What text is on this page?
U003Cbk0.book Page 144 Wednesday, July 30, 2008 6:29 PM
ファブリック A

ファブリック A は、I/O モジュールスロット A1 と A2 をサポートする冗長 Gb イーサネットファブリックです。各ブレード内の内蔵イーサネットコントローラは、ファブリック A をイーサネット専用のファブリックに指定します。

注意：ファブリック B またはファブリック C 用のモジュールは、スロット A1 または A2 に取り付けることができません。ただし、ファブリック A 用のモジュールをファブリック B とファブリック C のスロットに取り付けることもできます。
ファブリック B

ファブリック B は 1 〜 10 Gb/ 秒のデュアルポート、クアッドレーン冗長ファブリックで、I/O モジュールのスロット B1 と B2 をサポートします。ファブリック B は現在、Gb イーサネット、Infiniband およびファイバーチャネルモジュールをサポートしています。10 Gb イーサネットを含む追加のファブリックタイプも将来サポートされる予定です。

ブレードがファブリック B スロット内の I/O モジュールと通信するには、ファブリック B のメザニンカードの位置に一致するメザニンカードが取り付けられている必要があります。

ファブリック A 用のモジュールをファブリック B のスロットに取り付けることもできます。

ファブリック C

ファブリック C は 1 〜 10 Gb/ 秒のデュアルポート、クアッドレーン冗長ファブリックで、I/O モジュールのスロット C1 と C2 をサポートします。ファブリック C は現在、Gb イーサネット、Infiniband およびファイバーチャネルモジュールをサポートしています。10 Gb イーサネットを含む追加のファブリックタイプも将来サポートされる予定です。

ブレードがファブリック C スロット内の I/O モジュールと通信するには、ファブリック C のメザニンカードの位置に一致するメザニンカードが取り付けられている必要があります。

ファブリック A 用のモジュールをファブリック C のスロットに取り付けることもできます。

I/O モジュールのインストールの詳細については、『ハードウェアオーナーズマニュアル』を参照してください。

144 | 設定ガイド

□ □ □ □

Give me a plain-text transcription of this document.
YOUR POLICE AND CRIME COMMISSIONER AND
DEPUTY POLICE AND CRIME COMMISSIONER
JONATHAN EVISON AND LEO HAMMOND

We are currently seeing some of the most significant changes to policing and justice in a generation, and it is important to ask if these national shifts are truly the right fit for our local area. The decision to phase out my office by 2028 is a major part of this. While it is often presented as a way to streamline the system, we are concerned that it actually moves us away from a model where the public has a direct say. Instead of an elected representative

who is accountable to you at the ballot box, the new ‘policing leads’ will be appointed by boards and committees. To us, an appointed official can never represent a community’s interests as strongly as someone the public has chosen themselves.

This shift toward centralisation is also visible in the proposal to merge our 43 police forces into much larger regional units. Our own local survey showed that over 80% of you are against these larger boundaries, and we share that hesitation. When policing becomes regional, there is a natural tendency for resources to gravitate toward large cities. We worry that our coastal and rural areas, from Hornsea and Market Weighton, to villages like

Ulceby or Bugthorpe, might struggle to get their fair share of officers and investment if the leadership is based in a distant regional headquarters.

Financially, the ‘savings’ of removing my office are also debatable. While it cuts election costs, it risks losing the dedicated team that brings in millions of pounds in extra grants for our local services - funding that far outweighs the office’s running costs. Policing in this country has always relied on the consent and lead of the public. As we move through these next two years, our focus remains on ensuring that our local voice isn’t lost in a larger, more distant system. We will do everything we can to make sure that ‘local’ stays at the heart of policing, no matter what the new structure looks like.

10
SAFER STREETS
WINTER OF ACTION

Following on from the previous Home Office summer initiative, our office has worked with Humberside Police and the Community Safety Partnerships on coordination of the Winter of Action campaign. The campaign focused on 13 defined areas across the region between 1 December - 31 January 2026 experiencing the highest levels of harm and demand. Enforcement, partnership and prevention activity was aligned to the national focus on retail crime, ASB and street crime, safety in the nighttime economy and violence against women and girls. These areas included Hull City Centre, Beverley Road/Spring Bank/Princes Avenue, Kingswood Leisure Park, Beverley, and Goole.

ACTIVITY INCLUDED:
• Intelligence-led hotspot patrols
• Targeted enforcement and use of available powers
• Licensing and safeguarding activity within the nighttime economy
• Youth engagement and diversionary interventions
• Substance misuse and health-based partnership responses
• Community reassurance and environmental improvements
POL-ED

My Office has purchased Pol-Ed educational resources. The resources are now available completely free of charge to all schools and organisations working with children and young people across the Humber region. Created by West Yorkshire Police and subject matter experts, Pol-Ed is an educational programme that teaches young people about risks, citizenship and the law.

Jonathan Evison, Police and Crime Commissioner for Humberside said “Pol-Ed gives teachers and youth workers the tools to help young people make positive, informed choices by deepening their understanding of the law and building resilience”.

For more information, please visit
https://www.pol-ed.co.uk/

□ □ □ □

◆ EXERCISE AIM ◆
Gather all lines of the records that include the word "をサポートします".

◆ EXERCISE RESULT ◆
ファブリック B は 1 〜 10 Gb/ 秒のデュアルポート、クアッドレーン冗長ファブリックで、I/O モジュールのスロット B1 と B2 をサポートします。ファブリック B は現在、Gb イーサネット、Infiniband およびファイバーチャネルモジュールをサポートしています。10 Gb イーサネットを含む追加のファブリックタイプも将来サポートされる予定です。
ファブリック C は 1 〜 10 Gb/ 秒のデュアルポート、クアッドレーン冗長ファブリックで、I/O モジュールのスロット C1 と C2 をサポートします。ファブリック C は現在、Gb イーサネット、Infiniband およびファイバーチャネルモジュールをサポートしています。10 Gb イーサネットを含む追加のファブリックタイプも将来サポートされる予定です。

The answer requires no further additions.